◆ REQUIRED WORK ◆
**1.** In the text on RadioShack's lessons for hospitals, translate this sentence into Spanish: "In time, RadioShack's biggest issue became its irrelevance."
**2.** According to the text on RadioShack's lessons for hospitals, about how many stores did RadioShack end up closing after its lenders overrode its plans?
**3.** List every technology that the text on RadioShack's lessons for hospitals says RadioShack pioneered the sales of in the 1970s.

◆ READING TEXT ◆
------------------------------------------------

2. Continue to innovate. RadioShack was once major force in the tech industry. In the 1970s, it pioneered the sales of many new technologies, including the all-electronic calculator, computers, early mobile phones and laptops. However, since the digital revolution gained velocity, the company has struggled with finding its place with the consumer, according to NYT. The rise of online purchasing and the availability of smartphones from Apple and other wireless providers have steered shoppers in other directions. In time, RadioShack's biggest issue became its irrelevance.

Hospitals face a similar challenge. While people will always depend on them for medical care, the age of consumerism in healthcare is here. Patients-as-consumers are becoming informed on their options. They shop for the best, most affordable care available to them, forcing hospitals and health systems to prioritize gaining a competitive edge and even branding their services. The rise of retail-based clinics or urgent care centers also gives patients ample opportunity to exercise their preference for convenience. Hospitals that fail to innovate will lose "customers."

3. Be cautious with debt. RadioShack reported losses for the last 11 quarters, according to NYT. Mounting debt coupled with the depletion of the retailer's competitive edge disabled it from reaching the black, even with Standard General's $120 refinancing loan this past fall.

Healthcare organizations face an array of financial challenges that, if not planned carefully, can lead to immense debt. For example, when faced with opportunity to acquire another organization, the system doing the acquiring must ensure they can afford to take on extra debt, among other costs. Construction projects, investments in HIT and quality improvement initiatives, though all important, must be analyzed to determine if they fit the budgets of the organization.


4. Be careful with how many sites you operate. According to NYT, in March 2014, RadioShack planned to close up to 1,100 stores — just over one-fourth of its U.S. locations — but ended up closing about 175 instead after its lenders overrode those plans. Now, it is evident reducing its scale might have been a better move.

Michael Pachter, an analyst at Wedbush Securities, told NYT RadioShack might still survive in smaller scale, citing its stores located in strip malls and lower income areas as well suited to serve customers with limited or poor credit.

The current healthcare climate is steering many independent providers, hospitals and systems toward consolidation. But is bigger always better? This is a question organizations must determine on a case-by-case basis.

------------------------------------------------

◆ EXTRACTED INFORMATION ◆
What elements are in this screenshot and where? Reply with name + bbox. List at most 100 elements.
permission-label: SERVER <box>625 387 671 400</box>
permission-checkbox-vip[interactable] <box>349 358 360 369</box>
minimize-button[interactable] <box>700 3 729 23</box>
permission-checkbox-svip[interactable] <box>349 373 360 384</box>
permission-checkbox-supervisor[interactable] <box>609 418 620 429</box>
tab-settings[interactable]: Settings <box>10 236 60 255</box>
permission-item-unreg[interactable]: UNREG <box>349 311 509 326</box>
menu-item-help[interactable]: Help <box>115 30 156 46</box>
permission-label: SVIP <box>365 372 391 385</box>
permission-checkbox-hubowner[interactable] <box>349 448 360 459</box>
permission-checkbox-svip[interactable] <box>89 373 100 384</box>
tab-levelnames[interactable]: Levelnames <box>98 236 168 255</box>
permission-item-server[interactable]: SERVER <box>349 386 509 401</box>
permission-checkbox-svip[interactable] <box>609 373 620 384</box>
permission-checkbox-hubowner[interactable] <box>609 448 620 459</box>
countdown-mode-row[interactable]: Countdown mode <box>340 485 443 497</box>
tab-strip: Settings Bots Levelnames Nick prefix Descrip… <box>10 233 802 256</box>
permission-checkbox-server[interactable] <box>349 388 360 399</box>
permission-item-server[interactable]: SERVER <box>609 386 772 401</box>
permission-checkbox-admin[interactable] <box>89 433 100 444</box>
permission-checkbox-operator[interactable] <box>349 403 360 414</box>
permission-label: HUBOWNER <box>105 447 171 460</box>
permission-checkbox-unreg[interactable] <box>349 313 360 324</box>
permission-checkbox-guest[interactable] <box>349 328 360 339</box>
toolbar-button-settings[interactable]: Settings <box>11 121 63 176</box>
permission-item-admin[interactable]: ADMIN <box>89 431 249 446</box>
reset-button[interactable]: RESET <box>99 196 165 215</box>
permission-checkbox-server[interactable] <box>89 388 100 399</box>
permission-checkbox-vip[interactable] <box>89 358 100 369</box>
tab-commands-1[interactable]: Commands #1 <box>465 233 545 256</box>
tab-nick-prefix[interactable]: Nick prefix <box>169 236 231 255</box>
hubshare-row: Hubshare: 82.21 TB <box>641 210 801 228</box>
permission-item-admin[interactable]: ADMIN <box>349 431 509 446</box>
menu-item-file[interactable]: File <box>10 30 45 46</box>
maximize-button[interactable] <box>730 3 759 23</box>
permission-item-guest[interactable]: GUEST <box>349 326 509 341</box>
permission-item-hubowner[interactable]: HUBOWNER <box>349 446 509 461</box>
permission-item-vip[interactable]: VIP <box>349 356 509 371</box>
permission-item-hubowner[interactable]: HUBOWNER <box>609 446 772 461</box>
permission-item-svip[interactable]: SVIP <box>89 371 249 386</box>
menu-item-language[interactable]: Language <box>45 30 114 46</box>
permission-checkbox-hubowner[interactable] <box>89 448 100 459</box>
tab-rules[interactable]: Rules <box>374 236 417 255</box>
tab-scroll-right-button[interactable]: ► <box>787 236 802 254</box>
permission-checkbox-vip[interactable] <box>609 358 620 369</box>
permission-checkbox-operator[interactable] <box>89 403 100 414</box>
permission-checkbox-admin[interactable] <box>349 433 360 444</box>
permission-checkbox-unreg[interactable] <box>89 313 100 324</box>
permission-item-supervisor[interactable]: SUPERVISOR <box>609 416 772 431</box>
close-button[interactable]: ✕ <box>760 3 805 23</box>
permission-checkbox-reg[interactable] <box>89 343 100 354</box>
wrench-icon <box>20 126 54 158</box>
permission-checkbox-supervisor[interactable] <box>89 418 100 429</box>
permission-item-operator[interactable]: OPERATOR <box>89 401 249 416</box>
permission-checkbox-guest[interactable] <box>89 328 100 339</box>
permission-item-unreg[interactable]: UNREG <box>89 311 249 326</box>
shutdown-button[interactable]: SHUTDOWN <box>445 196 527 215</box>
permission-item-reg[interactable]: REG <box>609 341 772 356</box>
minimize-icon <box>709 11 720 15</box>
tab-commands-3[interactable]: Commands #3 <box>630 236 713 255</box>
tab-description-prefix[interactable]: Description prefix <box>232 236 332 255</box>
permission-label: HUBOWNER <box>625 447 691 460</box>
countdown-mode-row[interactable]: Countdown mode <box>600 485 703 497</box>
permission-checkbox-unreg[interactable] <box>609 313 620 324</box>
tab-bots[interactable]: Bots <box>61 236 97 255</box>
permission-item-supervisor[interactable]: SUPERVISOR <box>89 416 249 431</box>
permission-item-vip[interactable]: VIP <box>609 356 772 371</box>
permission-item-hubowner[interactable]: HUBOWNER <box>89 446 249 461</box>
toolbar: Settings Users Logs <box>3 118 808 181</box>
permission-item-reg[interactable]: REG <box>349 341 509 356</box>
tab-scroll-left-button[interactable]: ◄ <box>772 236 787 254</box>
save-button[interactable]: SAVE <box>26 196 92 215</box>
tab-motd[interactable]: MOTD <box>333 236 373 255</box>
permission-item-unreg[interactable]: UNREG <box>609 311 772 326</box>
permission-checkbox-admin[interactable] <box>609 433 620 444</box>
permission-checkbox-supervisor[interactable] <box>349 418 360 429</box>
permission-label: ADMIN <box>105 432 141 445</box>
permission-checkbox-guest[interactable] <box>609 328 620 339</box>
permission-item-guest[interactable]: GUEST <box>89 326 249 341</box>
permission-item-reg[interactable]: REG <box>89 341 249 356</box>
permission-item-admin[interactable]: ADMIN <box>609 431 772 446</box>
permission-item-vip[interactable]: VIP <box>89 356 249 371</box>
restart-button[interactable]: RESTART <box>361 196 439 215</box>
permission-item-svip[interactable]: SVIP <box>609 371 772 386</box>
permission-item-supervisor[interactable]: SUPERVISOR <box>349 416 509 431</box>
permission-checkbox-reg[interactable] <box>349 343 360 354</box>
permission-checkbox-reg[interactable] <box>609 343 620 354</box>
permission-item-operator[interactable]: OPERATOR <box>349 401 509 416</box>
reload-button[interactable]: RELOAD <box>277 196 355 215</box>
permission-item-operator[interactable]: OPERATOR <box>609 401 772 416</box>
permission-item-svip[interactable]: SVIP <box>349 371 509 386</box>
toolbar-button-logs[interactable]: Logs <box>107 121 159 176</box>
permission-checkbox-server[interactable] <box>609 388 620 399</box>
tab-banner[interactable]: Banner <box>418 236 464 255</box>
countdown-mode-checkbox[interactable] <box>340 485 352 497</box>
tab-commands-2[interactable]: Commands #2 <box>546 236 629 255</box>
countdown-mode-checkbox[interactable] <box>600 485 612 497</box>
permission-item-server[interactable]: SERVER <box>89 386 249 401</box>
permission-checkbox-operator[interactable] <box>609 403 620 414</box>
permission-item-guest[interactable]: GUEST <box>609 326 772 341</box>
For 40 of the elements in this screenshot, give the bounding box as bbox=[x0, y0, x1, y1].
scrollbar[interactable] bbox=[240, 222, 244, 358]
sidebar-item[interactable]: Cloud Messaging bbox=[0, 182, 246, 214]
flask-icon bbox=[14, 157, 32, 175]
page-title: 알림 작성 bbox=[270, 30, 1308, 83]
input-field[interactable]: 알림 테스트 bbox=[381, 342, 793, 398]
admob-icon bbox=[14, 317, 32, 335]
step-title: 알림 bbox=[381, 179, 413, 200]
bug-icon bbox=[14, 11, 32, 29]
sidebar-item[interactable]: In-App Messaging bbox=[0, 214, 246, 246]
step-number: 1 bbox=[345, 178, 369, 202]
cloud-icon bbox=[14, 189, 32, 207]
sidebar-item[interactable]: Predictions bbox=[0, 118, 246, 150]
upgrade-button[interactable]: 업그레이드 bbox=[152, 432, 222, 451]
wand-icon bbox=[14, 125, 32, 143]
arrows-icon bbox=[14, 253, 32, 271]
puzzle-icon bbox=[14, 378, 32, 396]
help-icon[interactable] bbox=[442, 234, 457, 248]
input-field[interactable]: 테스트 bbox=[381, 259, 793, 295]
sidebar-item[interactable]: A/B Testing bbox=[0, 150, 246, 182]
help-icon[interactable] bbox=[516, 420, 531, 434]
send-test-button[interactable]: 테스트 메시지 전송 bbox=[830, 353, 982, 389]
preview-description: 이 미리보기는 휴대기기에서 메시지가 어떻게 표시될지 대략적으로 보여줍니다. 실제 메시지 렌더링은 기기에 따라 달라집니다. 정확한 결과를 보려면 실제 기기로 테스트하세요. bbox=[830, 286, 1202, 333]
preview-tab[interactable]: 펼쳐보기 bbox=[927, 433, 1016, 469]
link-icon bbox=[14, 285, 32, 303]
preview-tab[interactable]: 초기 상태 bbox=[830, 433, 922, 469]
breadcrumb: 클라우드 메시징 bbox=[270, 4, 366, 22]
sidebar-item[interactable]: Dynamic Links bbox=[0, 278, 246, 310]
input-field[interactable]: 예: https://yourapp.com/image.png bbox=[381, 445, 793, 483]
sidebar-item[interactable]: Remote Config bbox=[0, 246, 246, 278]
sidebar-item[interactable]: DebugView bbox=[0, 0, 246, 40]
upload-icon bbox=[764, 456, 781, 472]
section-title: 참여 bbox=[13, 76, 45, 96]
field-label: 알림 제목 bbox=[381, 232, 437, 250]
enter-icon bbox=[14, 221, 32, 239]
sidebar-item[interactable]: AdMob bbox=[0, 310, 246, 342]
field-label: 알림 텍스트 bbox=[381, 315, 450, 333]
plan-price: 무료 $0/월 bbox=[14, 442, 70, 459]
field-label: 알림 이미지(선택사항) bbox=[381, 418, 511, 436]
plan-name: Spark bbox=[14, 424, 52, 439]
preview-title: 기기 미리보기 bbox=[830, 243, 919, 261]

------------------------------------------------

◆ RESULTS OF THE TASKS ◆
**1.** Con el tiempo, el mayor problema de RadioShack se convirtió en su irrelevancia.

**2.** About 175 stores.

**3.**
- The all-electronic calculator
- Computers
- Early mobile phones
- Laptops